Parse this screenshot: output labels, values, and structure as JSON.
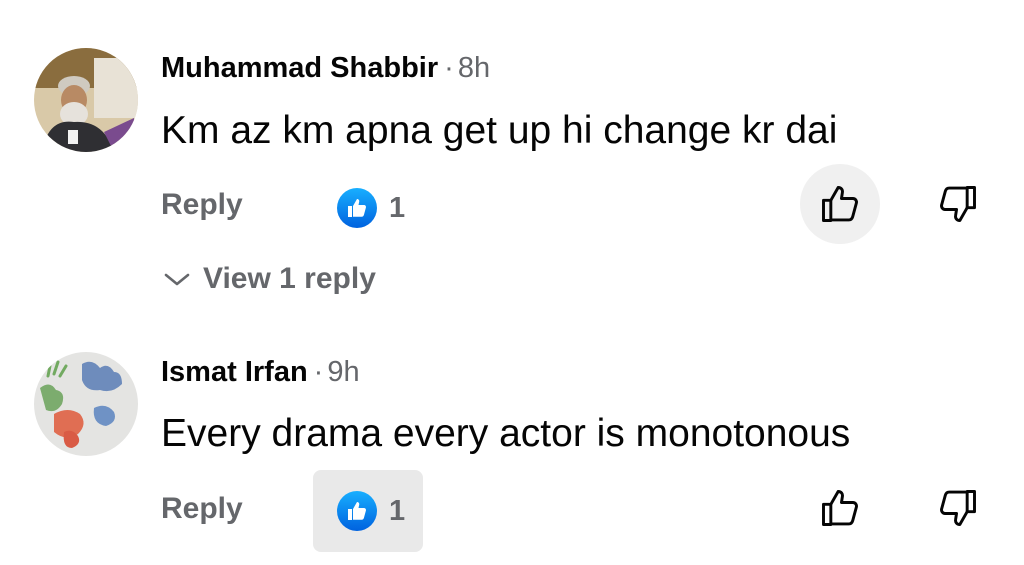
{
  "comments": [
    {
      "author": "Muhammad Shabbir",
      "separator": "·",
      "time": "8h",
      "text": "Km az km apna get up hi change kr dai",
      "reply_label": "Reply",
      "reaction_count": "1",
      "view_replies_label": "View 1 reply"
    },
    {
      "author": "Ismat Irfan",
      "separator": "·",
      "time": "9h",
      "text": "Every drama every actor is monotonous",
      "reply_label": "Reply",
      "reaction_count": "1"
    }
  ],
  "colors": {
    "secondary_text": "#65676b",
    "like_reaction_blue": "#1877f2",
    "highlight_bg": "#e9e9e9"
  }
}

> _Given exercise_:
Make an exact copy of the listing above. Do not include the pictures.

> _Worked solution_:
Parse this screenshot: output labels, values, and structure as JSON.
{
  "comments": [
    {
      "author": "Muhammad Shabbir",
      "separator": "·",
      "time": "8h",
      "text": "Km az km apna get up hi change kr dai",
      "reply_label": "Reply",
      "reaction_count": "1",
      "view_replies_label": "View 1 reply"
    },
    {
      "author": "Ismat Irfan",
      "separator": "·",
      "time": "9h",
      "text": "Every drama every actor is monotonous",
      "reply_label": "Reply",
      "reaction_count": "1"
    }
  ],
  "colors": {
    "secondary_text": "#65676b",
    "like_reaction_blue": "#1877f2",
    "highlight_bg": "#e9e9e9"
  }
}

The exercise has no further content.